- **THE REQUEST**: Within this material, how many lines have the string "Platz" in them? The answer is a number, with nothing added.

- **DATASET EXTRACT**:
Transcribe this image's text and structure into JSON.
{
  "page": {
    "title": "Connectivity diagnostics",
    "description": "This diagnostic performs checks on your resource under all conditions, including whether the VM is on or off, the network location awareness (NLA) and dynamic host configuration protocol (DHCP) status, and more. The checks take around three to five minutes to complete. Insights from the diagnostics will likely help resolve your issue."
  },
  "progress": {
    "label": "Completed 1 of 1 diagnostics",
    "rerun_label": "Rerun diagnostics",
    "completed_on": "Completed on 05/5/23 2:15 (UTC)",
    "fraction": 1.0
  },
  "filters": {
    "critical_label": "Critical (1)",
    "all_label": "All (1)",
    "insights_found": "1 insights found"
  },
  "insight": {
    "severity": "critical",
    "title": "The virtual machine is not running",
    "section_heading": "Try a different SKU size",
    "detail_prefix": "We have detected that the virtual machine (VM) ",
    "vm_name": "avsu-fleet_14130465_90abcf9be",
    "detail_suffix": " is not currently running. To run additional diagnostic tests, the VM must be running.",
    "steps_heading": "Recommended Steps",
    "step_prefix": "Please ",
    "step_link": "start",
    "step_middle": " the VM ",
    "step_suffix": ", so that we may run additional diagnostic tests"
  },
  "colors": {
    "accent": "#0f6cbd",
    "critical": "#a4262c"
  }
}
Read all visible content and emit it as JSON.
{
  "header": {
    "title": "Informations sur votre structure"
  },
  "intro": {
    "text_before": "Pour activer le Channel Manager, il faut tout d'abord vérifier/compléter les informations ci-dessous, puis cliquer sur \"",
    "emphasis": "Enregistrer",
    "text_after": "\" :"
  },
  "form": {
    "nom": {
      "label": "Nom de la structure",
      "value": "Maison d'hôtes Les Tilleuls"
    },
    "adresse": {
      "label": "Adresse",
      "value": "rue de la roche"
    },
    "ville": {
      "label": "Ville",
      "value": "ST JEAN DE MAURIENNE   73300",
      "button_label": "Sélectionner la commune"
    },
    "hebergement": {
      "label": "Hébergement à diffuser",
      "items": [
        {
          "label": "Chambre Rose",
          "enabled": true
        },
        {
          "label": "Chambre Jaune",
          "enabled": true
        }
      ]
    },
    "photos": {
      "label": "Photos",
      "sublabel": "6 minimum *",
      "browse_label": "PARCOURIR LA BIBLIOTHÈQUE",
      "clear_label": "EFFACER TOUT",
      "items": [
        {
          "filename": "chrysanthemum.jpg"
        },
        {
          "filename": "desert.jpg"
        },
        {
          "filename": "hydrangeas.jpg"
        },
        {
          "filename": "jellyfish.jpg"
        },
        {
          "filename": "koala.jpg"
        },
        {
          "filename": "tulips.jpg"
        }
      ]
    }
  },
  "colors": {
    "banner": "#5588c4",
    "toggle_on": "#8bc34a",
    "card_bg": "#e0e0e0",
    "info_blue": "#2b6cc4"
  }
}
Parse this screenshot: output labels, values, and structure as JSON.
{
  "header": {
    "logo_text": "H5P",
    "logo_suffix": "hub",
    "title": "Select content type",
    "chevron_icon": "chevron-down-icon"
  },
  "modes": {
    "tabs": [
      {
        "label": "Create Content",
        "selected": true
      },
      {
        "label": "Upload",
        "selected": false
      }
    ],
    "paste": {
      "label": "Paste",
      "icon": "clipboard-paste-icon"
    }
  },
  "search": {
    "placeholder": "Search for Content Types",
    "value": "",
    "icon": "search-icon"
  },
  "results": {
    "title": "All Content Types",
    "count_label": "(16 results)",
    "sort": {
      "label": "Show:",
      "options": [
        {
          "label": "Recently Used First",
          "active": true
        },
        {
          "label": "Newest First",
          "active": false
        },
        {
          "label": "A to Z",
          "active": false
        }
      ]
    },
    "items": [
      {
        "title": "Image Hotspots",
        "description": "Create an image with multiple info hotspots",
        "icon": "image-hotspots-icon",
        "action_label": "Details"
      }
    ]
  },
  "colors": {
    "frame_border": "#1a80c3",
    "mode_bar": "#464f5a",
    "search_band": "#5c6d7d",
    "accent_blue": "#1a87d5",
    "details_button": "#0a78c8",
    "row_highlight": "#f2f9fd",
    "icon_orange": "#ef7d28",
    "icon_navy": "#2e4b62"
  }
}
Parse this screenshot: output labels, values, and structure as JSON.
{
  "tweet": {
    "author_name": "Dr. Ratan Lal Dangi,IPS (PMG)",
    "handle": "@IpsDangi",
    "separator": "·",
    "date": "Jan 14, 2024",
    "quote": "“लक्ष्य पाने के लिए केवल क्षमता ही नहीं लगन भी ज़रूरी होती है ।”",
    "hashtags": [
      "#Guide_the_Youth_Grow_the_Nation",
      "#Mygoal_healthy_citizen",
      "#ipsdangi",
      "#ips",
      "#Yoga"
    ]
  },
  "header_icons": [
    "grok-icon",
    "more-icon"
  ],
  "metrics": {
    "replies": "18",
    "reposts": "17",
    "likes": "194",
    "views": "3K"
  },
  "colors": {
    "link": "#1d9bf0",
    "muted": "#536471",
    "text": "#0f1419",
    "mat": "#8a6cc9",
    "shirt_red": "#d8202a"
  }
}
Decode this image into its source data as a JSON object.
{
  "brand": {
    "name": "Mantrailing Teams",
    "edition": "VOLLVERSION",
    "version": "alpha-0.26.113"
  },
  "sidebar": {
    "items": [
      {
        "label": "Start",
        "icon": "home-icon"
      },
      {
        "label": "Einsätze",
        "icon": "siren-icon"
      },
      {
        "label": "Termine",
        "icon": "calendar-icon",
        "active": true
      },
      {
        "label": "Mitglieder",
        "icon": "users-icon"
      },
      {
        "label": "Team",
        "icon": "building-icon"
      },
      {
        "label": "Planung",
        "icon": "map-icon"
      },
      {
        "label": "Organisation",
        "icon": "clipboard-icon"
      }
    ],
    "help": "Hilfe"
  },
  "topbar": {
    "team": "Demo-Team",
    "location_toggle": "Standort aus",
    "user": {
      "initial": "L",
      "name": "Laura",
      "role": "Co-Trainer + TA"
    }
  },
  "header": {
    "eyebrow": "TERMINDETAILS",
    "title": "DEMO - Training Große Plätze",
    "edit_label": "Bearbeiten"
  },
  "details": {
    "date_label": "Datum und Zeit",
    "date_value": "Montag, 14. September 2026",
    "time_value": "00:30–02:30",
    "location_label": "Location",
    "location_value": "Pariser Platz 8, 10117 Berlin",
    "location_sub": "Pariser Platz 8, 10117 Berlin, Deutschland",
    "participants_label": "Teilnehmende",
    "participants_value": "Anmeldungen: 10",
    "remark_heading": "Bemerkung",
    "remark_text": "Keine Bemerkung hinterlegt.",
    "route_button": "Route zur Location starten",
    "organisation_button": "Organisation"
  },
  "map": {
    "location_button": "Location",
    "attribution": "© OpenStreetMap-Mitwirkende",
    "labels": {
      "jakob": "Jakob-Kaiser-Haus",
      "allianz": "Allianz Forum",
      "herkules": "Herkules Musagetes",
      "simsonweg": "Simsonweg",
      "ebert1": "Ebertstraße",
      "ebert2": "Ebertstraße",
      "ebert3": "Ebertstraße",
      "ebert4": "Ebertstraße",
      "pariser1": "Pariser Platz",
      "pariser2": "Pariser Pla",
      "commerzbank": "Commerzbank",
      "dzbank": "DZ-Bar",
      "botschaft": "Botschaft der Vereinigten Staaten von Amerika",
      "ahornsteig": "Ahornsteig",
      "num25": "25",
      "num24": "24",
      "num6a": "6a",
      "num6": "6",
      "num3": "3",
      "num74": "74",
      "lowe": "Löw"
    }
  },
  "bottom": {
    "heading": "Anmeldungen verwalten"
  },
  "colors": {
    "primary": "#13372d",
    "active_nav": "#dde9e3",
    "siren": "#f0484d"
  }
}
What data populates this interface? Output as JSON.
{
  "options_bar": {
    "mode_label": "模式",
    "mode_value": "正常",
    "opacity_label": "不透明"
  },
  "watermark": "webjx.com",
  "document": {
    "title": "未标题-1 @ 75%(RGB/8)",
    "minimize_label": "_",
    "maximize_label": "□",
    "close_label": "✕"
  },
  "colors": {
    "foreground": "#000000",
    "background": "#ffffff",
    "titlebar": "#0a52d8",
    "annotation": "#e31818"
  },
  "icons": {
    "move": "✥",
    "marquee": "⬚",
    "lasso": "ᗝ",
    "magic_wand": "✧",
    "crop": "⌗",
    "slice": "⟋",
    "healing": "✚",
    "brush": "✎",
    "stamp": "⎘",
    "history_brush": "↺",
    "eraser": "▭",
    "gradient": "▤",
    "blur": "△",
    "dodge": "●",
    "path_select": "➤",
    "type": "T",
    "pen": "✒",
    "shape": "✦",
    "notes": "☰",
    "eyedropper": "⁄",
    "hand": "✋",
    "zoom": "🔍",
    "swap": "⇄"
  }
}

- **COMPLETED TASK**: 3